__Aim of the task__.
Your answer should be only a number: how many lines include the word "CONFRONTARE".

------ Material shown ------

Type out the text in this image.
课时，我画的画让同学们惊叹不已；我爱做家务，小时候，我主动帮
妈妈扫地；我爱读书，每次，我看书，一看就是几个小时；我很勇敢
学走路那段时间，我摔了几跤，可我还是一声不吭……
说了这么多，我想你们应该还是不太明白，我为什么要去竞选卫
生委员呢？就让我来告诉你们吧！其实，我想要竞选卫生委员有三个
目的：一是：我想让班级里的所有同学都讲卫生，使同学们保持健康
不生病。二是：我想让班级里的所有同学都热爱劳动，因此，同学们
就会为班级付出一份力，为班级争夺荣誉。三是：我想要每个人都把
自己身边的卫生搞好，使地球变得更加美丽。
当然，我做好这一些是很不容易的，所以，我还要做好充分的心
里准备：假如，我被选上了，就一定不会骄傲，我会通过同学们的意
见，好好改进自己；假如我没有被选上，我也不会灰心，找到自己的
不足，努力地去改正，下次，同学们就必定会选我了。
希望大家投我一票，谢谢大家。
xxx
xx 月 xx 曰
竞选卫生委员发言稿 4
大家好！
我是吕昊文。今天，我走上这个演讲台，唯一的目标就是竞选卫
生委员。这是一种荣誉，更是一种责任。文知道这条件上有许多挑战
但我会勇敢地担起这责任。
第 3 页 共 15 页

------
------ Material shown ------

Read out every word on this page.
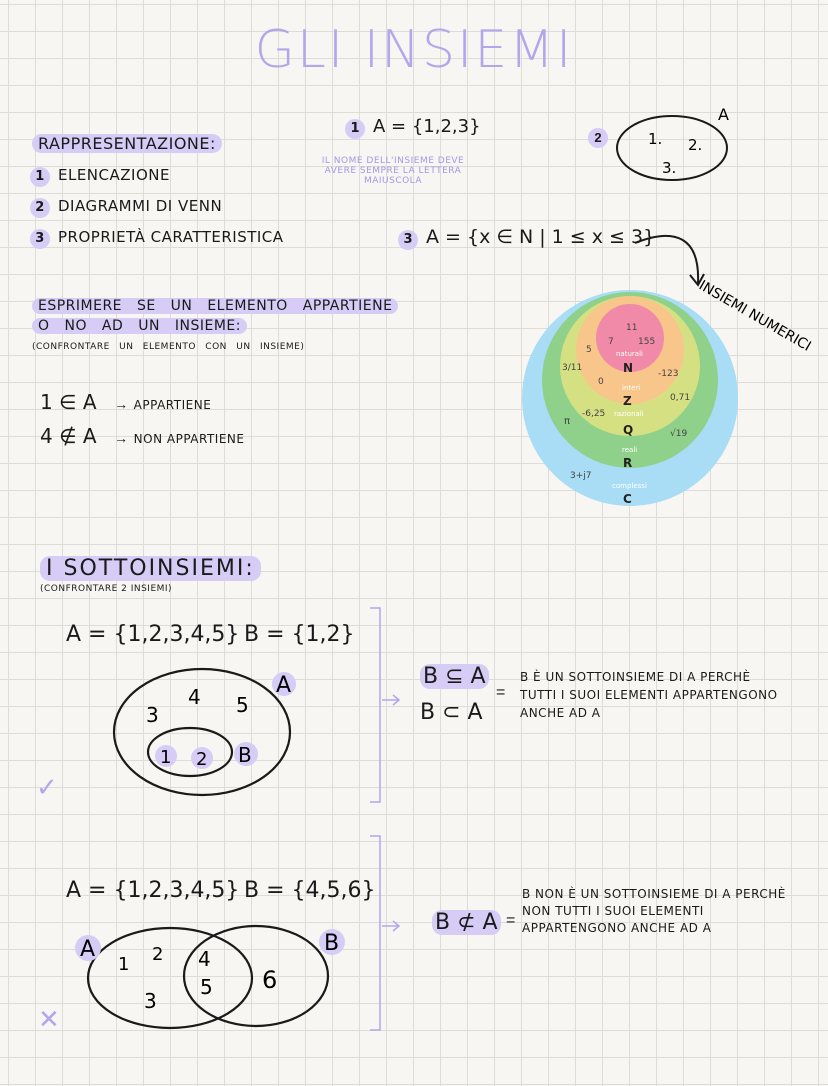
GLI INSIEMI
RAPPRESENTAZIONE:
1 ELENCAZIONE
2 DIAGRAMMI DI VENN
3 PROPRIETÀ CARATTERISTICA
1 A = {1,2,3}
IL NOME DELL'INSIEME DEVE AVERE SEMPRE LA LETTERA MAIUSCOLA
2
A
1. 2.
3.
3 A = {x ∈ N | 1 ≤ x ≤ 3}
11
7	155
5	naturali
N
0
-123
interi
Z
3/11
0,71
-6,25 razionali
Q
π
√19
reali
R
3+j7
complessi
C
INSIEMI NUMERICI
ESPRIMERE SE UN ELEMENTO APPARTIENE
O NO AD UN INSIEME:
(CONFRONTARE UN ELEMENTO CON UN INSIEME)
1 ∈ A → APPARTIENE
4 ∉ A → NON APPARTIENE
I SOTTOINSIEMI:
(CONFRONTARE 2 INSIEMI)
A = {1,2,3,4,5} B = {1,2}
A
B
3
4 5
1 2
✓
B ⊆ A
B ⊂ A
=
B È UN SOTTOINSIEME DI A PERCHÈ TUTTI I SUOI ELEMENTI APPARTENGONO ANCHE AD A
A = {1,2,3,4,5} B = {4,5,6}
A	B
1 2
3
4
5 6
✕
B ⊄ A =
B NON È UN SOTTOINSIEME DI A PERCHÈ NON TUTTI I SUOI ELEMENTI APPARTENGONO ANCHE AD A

------

__Exercise answer__.
2